- PROBLEM DETAILS: Give a verbatim quotation of every record.

- INPUT ROWS:
/---

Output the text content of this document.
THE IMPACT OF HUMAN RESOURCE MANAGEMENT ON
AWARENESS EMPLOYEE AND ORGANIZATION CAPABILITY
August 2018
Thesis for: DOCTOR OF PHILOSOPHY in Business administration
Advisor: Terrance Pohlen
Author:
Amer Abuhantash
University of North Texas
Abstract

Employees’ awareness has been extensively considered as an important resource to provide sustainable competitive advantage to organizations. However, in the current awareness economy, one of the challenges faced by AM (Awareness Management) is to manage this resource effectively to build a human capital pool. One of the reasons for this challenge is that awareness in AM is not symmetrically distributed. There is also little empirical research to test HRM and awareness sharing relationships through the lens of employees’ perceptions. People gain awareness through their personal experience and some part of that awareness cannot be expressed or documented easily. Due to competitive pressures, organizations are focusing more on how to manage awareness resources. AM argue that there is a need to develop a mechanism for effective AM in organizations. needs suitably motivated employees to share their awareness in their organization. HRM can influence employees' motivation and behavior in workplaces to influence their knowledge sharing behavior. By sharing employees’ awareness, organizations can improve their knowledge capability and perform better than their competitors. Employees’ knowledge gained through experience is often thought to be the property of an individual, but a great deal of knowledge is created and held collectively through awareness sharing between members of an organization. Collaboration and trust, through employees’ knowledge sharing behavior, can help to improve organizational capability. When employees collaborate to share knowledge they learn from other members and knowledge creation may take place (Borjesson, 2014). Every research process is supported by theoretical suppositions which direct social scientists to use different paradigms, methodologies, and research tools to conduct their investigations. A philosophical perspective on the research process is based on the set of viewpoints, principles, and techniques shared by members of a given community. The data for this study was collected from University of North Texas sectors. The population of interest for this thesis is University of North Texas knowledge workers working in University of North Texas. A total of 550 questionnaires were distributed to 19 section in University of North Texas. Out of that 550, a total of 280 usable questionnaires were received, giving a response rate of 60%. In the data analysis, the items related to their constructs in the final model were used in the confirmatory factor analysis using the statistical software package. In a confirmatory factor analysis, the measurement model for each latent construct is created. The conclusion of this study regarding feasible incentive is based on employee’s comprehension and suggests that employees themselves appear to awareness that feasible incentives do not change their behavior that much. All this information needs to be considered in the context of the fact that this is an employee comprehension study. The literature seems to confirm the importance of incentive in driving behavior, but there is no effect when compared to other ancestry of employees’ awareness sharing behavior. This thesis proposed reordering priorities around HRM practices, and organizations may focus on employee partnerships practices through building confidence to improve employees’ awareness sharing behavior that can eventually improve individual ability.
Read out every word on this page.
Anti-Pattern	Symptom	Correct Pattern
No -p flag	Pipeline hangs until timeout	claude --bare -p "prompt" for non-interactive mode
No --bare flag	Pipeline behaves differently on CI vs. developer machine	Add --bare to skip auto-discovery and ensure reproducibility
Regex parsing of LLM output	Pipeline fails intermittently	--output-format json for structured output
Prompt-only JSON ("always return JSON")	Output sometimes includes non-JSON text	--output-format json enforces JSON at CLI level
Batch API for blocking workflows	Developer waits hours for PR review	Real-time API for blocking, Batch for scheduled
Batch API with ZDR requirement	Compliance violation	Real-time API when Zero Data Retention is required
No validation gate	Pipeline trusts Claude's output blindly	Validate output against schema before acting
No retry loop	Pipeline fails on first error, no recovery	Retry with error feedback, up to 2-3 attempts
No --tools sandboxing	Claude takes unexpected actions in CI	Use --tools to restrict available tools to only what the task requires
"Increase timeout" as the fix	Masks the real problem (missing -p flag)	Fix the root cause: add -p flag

\---

- SOLUTION TO THIS PROBLEM:
Output the text content of this document.
THE IMPACT OF HUMAN RESOURCE MANAGEMENT ON
AWARENESS EMPLOYEE AND ORGANIZATION CAPABILITY
August 2018
Thesis for: DOCTOR OF PHILOSOPHY in Business administration
Advisor: Terrance Pohlen
Author:
Amer Abuhantash
University of North Texas
Abstract

Employees’ awareness has been extensively considered as an important resource to provide sustainable competitive advantage to organizations. However, in the current awareness economy, one of the challenges faced by AM (Awareness Management) is to manage this resource effectively to build a human capital pool. One of the reasons for this challenge is that awareness in AM is not symmetrically distributed. There is also little empirical research to test HRM and awareness sharing relationships through the lens of employees’ perceptions. People gain awareness through their personal experience and some part of that awareness cannot be expressed or documented easily. Due to competitive pressures, organizations are focusing more on how to manage awareness resources. AM argue that there is a need to develop a mechanism for effective AM in organizations. needs suitably motivated employees to share their awareness in their organization. HRM can influence employees' motivation and behavior in workplaces to influence their knowledge sharing behavior. By sharing employees’ awareness, organizations can improve their knowledge capability and perform better than their competitors. Employees’ knowledge gained through experience is often thought to be the property of an individual, but a great deal of knowledge is created and held collectively through awareness sharing between members of an organization. Collaboration and trust, through employees’ knowledge sharing behavior, can help to improve organizational capability. When employees collaborate to share knowledge they learn from other members and knowledge creation may take place (Borjesson, 2014). Every research process is supported by theoretical suppositions which direct social scientists to use different paradigms, methodologies, and research tools to conduct their investigations. A philosophical perspective on the research process is based on the set of viewpoints, principles, and techniques shared by members of a given community. The data for this study was collected from University of North Texas sectors. The population of interest for this thesis is University of North Texas knowledge workers working in University of North Texas. A total of 550 questionnaires were distributed to 19 section in University of North Texas. Out of that 550, a total of 280 usable questionnaires were received, giving a response rate of 60%. In the data analysis, the items related to their constructs in the final model were used in the confirmatory factor analysis using the statistical software package. In a confirmatory factor analysis, the measurement model for each latent construct is created. The conclusion of this study regarding feasible incentive is based on employee’s comprehension and suggests that employees themselves appear to awareness that feasible incentives do not change their behavior that much. All this information needs to be considered in the context of the fact that this is an employee comprehension study. The literature seems to confirm the importance of incentive in driving behavior, but there is no effect when compared to other ancestry of employees’ awareness sharing behavior. This thesis proposed reordering priorities around HRM practices, and organizations may focus on employee partnerships practices through building confidence to improve employees’ awareness sharing behavior that can eventually improve individual ability.
Read out every word on this page.
Anti-Pattern	Symptom	Correct Pattern
No -p flag	Pipeline hangs until timeout	claude --bare -p "prompt" for non-interactive mode
No --bare flag	Pipeline behaves differently on CI vs. developer machine	Add --bare to skip auto-discovery and ensure reproducibility
Regex parsing of LLM output	Pipeline fails intermittently	--output-format json for structured output
Prompt-only JSON ("always return JSON")	Output sometimes includes non-JSON text	--output-format json enforces JSON at CLI level
Batch API for blocking workflows	Developer waits hours for PR review	Real-time API for blocking, Batch for scheduled
Batch API with ZDR requirement	Compliance violation	Real-time API when Zero Data Retention is required
No validation gate	Pipeline trusts Claude's output blindly	Validate output against schema before acting
No retry loop	Pipeline fails on first error, no recovery	Retry with error feedback, up to 2-3 attempts
No --tools sandboxing	Claude takes unexpected actions in CI	Use --tools to restrict available tools to only what the task requires
"Increase timeout" as the fix	Masks the real problem (missing -p flag)	Fix the root cause: add -p flag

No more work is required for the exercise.